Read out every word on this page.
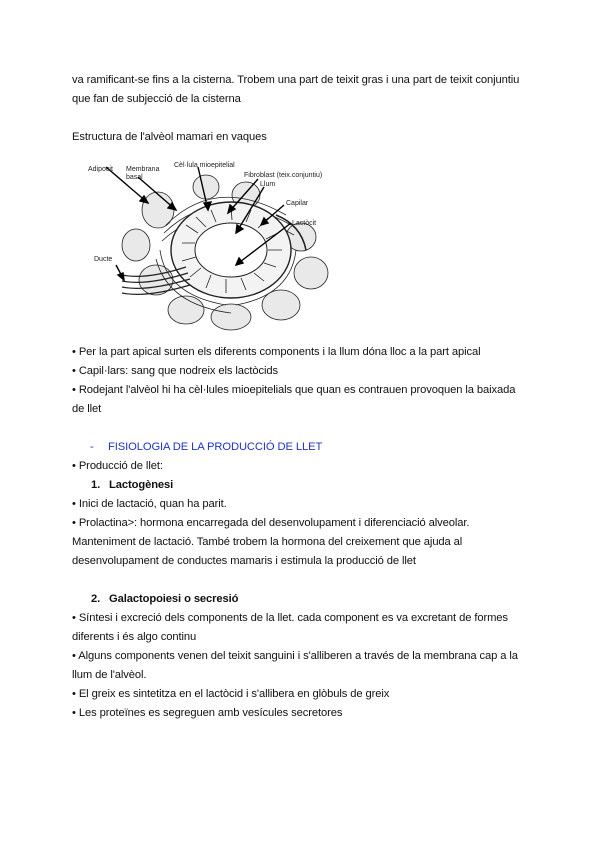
va ramificant-se fins a la cisterna. Trobem una part de teixit gras i una part de teixit conjuntiu
que fan de subjecció de la cisterna
Estructura de l'alvèol mamari en vaques
Adipocit Membrana
basal
Cèl·lula mioepitelial
Fibroblast (teix.conjuntiu)
Llum
Capilar
Lactòcit
Ducte
• Per la part apical surten els diferents components i la llum dóna lloc a la part apical
• Capil·lars: sang que nodreix els lactòcids
• Rodejant l'alvèol hi ha cèl·lules mioepitelials que quan es contrauen provoquen la baixada
de llet
- FISIOLOGIA DE LA PRODUCCIÓ DE LLET
• Producció de llet:
1. Lactogènesi
• Inici de lactació, quan ha parit.
• Prolactina>: hormona encarregada del desenvolupament i diferenciació alveolar.
Manteniment de lactació. També trobem la hormona del creixement que ajuda al
desenvolupament de conductes mamaris i estimula la producció de llet
2. Galactopoiesi o secresió
• Síntesi i excreció dels components de la llet. cada component es va excretant de formes
diferents i és algo continu
• Alguns components venen del teixit sanguini i s'alliberen a través de la membrana cap a la
llum de l'alvèol.
• El greix es sintetitza en el lactòcid i s'allibera en glòbuls de greix
• Les proteïnes es segreguen amb vesícules secretores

================================

▶ _Instructions for the task_:
Using the material above, return every line exactly as it appears, minus the pictures.

▶ _Solution for this problem_:
Read out every word on this page.
va ramificant-se fins a la cisterna. Trobem una part de teixit gras i una part de teixit conjuntiu
que fan de subjecció de la cisterna
Estructura de l'alvèol mamari en vaques
Adipocit Membrana
basal
Cèl·lula mioepitelial
Fibroblast (teix.conjuntiu)
Llum
Capilar
Lactòcit
Ducte
• Per la part apical surten els diferents components i la llum dóna lloc a la part apical
• Capil·lars: sang que nodreix els lactòcids
• Rodejant l'alvèol hi ha cèl·lules mioepitelials que quan es contrauen provoquen la baixada
de llet
- FISIOLOGIA DE LA PRODUCCIÓ DE LLET
• Producció de llet:
1. Lactogènesi
• Inici de lactació, quan ha parit.
• Prolactina>: hormona encarregada del desenvolupament i diferenciació alveolar.
Manteniment de lactació. També trobem la hormona del creixement que ajuda al
desenvolupament de conductes mamaris i estimula la producció de llet
2. Galactopoiesi o secresió
• Síntesi i excreció dels components de la llet. cada component es va excretant de formes
diferents i és algo continu
• Alguns components venen del teixit sanguini i s'alliberen a través de la membrana cap a la
llum de l'alvèol.
• El greix es sintetitza en el lactòcid i s'allibera en glòbuls de greix
• Les proteïnes es segreguen amb vesícules secretores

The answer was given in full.